--- SHORT EXERCISE ---
Reproduce every record below exactly as written, but leave out any pictures.

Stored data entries
= = =

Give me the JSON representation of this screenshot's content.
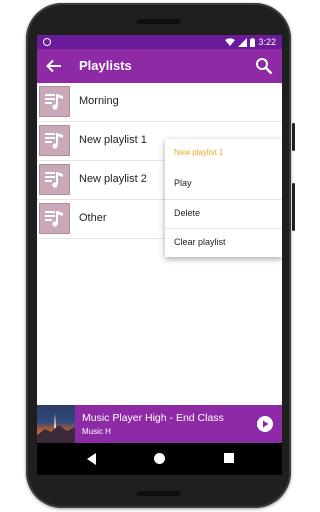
{
  "status_bar": {
    "time": "3:22",
    "icons": [
      "notification-dot-icon",
      "wifi-icon",
      "signal-icon",
      "battery-icon"
    ]
  },
  "app_bar": {
    "title": "Playlists",
    "back_icon": "arrow-left-icon",
    "search_icon": "search-icon"
  },
  "playlists": [
    {
      "name": "Morning"
    },
    {
      "name": "New playlist 1"
    },
    {
      "name": "New playlist 2"
    },
    {
      "name": "Other"
    }
  ],
  "context_menu": {
    "title": "New playlist 1",
    "options": [
      "Play",
      "Delete",
      "Clear playlist"
    ]
  },
  "now_playing": {
    "song": "Music Player High - End Class",
    "artist": "Music H",
    "play_icon": "play-circle-icon"
  },
  "colors": {
    "primary": "#8e2aa6",
    "primary_dark": "#6a1b9a",
    "accent": "#f5a623",
    "thumbnail": "#c9a9b8"
  }
}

= = =

--- TASK RESULT ---
Give me the JSON representation of this screenshot's content.
{
  "status_bar": {
    "time": "3:22",
    "icons": [
      "notification-dot-icon",
      "wifi-icon",
      "signal-icon",
      "battery-icon"
    ]
  },
  "app_bar": {
    "title": "Playlists",
    "back_icon": "arrow-left-icon",
    "search_icon": "search-icon"
  },
  "playlists": [
    {
      "name": "Morning"
    },
    {
      "name": "New playlist 1"
    },
    {
      "name": "New playlist 2"
    },
    {
      "name": "Other"
    }
  ],
  "context_menu": {
    "title": "New playlist 1",
    "options": [
      "Play",
      "Delete",
      "Clear playlist"
    ]
  },
  "now_playing": {
    "song": "Music Player High - End Class",
    "artist": "Music H",
    "play_icon": "play-circle-icon"
  },
  "colors": {
    "primary": "#8e2aa6",
    "primary_dark": "#6a1b9a",
    "accent": "#f5a623",
    "thumbnail": "#c9a9b8"
  }
}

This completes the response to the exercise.